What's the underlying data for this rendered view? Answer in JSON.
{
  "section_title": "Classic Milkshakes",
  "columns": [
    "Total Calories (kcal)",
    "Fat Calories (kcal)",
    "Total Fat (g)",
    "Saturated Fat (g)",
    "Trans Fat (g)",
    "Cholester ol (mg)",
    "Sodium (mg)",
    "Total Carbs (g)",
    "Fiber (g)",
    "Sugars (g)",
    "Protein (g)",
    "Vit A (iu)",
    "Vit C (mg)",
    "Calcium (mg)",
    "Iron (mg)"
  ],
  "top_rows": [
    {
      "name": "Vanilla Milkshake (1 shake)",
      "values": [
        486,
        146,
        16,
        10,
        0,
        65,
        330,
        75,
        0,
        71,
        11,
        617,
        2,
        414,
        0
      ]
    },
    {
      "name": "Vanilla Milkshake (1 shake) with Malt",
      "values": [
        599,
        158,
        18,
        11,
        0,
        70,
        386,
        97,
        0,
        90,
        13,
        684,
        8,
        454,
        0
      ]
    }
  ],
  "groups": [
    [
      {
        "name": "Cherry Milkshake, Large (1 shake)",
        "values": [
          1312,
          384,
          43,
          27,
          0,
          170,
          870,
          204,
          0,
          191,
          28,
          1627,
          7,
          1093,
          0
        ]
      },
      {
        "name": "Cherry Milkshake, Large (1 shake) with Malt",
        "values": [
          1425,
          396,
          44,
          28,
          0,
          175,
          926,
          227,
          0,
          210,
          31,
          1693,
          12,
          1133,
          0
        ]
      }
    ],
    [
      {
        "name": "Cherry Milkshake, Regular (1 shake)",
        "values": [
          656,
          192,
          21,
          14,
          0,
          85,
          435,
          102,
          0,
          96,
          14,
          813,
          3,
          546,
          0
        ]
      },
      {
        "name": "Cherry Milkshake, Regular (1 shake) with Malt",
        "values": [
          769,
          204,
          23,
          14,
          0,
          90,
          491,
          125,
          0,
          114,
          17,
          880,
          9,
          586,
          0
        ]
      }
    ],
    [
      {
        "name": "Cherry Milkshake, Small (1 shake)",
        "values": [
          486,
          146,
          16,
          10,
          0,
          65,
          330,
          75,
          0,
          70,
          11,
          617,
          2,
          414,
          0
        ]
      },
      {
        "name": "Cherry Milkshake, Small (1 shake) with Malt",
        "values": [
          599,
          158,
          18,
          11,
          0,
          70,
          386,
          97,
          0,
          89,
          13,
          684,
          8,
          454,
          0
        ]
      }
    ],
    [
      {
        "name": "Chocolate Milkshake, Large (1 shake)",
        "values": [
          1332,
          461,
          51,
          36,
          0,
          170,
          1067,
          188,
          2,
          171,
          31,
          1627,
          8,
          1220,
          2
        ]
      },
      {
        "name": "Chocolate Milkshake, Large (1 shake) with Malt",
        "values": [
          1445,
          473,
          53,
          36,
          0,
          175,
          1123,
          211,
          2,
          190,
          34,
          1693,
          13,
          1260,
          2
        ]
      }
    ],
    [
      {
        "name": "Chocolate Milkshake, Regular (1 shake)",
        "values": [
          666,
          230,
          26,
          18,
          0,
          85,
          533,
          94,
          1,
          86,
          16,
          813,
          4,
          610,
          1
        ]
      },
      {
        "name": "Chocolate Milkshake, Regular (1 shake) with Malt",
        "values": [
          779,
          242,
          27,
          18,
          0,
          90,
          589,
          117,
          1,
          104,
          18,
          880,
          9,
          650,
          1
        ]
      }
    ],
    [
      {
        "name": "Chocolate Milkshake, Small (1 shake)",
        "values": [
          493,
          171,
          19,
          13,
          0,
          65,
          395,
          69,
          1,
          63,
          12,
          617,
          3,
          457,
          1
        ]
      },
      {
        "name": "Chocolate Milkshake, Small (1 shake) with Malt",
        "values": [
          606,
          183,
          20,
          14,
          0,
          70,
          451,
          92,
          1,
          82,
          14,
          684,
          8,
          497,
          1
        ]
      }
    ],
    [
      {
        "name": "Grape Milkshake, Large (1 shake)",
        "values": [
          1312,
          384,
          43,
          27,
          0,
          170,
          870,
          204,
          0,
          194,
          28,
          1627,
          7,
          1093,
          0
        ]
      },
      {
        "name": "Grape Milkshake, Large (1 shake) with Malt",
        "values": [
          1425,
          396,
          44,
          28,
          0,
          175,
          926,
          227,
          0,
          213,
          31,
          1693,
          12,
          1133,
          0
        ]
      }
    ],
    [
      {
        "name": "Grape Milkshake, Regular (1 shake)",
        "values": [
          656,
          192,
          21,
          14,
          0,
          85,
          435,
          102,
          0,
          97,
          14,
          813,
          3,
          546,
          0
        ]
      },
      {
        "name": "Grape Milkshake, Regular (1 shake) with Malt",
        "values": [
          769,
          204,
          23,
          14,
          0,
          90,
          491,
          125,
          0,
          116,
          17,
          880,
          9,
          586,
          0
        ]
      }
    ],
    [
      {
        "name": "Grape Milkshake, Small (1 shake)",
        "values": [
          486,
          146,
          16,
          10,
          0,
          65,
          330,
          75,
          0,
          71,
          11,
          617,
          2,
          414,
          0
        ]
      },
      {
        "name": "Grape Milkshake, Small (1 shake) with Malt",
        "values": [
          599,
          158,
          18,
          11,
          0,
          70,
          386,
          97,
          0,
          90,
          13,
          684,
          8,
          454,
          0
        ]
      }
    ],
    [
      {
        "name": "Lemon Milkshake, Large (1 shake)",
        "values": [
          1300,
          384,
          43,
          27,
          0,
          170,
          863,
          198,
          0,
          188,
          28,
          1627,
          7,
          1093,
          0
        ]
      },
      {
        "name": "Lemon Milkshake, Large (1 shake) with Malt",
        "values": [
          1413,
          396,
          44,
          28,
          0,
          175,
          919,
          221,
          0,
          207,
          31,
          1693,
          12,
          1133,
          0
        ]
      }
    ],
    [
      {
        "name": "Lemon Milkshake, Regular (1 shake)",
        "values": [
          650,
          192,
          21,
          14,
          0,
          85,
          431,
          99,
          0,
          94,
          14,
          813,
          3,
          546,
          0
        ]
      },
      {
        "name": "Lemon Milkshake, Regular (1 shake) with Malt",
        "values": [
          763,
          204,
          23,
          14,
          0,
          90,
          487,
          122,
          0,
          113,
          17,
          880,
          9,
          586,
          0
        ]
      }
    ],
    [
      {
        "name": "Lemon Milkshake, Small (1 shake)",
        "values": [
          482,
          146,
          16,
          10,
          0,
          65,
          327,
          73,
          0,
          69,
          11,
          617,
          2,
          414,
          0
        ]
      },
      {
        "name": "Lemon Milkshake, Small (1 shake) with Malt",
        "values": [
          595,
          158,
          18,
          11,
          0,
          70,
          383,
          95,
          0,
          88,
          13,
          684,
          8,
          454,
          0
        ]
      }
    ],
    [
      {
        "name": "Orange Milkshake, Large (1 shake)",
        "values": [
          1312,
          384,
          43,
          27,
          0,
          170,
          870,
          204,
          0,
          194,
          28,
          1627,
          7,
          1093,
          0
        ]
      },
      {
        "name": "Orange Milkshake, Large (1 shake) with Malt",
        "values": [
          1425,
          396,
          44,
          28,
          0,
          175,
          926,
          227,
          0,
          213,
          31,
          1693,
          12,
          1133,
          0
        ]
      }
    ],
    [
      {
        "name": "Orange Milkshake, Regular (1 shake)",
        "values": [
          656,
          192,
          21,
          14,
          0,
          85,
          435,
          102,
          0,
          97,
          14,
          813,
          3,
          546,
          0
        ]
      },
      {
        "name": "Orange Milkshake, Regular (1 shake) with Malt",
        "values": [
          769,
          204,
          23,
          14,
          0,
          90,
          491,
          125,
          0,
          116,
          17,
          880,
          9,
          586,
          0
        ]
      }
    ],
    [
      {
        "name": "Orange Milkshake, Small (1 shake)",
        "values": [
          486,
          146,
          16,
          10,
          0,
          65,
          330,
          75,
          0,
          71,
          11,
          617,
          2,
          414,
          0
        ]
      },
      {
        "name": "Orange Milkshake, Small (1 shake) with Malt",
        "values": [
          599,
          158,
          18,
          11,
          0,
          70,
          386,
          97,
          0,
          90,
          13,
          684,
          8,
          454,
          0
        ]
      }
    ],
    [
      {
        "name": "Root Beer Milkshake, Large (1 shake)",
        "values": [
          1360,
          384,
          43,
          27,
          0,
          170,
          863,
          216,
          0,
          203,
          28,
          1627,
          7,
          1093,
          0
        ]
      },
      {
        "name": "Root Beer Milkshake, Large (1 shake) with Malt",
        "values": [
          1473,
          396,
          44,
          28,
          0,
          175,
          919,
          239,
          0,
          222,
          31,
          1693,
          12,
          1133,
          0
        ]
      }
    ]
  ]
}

*TASK PROMPT*
When a line in the listing has the word "Calories", return that line.

*TASK RESPONSE*
    "Total Calories (kcal)",
    "Fat Calories (kcal)",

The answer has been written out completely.